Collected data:
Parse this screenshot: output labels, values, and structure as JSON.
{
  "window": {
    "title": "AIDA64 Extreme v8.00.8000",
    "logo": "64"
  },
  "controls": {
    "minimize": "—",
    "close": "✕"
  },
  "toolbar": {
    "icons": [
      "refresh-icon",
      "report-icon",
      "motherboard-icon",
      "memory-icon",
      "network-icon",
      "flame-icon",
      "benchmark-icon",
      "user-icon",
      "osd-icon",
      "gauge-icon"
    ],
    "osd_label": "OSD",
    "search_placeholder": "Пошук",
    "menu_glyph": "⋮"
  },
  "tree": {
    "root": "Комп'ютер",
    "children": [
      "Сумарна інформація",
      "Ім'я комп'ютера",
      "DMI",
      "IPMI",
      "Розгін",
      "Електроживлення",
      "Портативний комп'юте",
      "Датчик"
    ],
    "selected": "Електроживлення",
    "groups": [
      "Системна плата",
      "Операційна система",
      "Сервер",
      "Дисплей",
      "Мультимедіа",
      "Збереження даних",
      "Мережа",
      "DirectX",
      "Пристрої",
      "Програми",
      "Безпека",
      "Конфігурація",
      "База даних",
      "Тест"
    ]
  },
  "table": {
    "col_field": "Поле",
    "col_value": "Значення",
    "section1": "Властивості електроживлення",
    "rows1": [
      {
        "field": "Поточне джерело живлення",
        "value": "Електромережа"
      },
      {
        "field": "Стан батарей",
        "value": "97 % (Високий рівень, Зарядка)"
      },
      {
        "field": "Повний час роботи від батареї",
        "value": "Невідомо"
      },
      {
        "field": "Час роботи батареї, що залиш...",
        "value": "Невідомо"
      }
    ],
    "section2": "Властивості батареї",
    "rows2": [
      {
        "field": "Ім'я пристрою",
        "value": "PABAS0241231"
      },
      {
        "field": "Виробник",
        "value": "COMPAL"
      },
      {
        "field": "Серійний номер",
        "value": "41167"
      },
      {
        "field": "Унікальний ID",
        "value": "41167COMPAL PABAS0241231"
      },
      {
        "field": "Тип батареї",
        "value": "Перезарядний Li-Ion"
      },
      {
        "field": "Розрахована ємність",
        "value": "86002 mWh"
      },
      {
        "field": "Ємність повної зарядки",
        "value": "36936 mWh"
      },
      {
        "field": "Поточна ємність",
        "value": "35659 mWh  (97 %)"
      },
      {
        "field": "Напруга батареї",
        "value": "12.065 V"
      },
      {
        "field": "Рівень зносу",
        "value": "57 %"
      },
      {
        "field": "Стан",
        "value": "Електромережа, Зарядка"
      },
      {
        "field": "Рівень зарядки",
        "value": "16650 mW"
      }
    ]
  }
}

▶ _Written instruction_
Go through the records above and set each one down exactly, please.

▶ _Written answer_
Parse this screenshot: output labels, values, and structure as JSON.
{
  "window": {
    "title": "AIDA64 Extreme v8.00.8000",
    "logo": "64"
  },
  "controls": {
    "minimize": "—",
    "close": "✕"
  },
  "toolbar": {
    "icons": [
      "refresh-icon",
      "report-icon",
      "motherboard-icon",
      "memory-icon",
      "network-icon",
      "flame-icon",
      "benchmark-icon",
      "user-icon",
      "osd-icon",
      "gauge-icon"
    ],
    "osd_label": "OSD",
    "search_placeholder": "Пошук",
    "menu_glyph": "⋮"
  },
  "tree": {
    "root": "Комп'ютер",
    "children": [
      "Сумарна інформація",
      "Ім'я комп'ютера",
      "DMI",
      "IPMI",
      "Розгін",
      "Електроживлення",
      "Портативний комп'юте",
      "Датчик"
    ],
    "selected": "Електроживлення",
    "groups": [
      "Системна плата",
      "Операційна система",
      "Сервер",
      "Дисплей",
      "Мультимедіа",
      "Збереження даних",
      "Мережа",
      "DirectX",
      "Пристрої",
      "Програми",
      "Безпека",
      "Конфігурація",
      "База даних",
      "Тест"
    ]
  },
  "table": {
    "col_field": "Поле",
    "col_value": "Значення",
    "section1": "Властивості електроживлення",
    "rows1": [
      {
        "field": "Поточне джерело живлення",
        "value": "Електромережа"
      },
      {
        "field": "Стан батарей",
        "value": "97 % (Високий рівень, Зарядка)"
      },
      {
        "field": "Повний час роботи від батареї",
        "value": "Невідомо"
      },
      {
        "field": "Час роботи батареї, що залиш...",
        "value": "Невідомо"
      }
    ],
    "section2": "Властивості батареї",
    "rows2": [
      {
        "field": "Ім'я пристрою",
        "value": "PABAS0241231"
      },
      {
        "field": "Виробник",
        "value": "COMPAL"
      },
      {
        "field": "Серійний номер",
        "value": "41167"
      },
      {
        "field": "Унікальний ID",
        "value": "41167COMPAL PABAS0241231"
      },
      {
        "field": "Тип батареї",
        "value": "Перезарядний Li-Ion"
      },
      {
        "field": "Розрахована ємність",
        "value": "86002 mWh"
      },
      {
        "field": "Ємність повної зарядки",
        "value": "36936 mWh"
      },
      {
        "field": "Поточна ємність",
        "value": "35659 mWh  (97 %)"
      },
      {
        "field": "Напруга батареї",
        "value": "12.065 V"
      },
      {
        "field": "Рівень зносу",
        "value": "57 %"
      },
      {
        "field": "Стан",
        "value": "Електромережа, Зарядка"
      },
      {
        "field": "Рівень зарядки",
        "value": "16650 mW"
      }
    ]
  }
}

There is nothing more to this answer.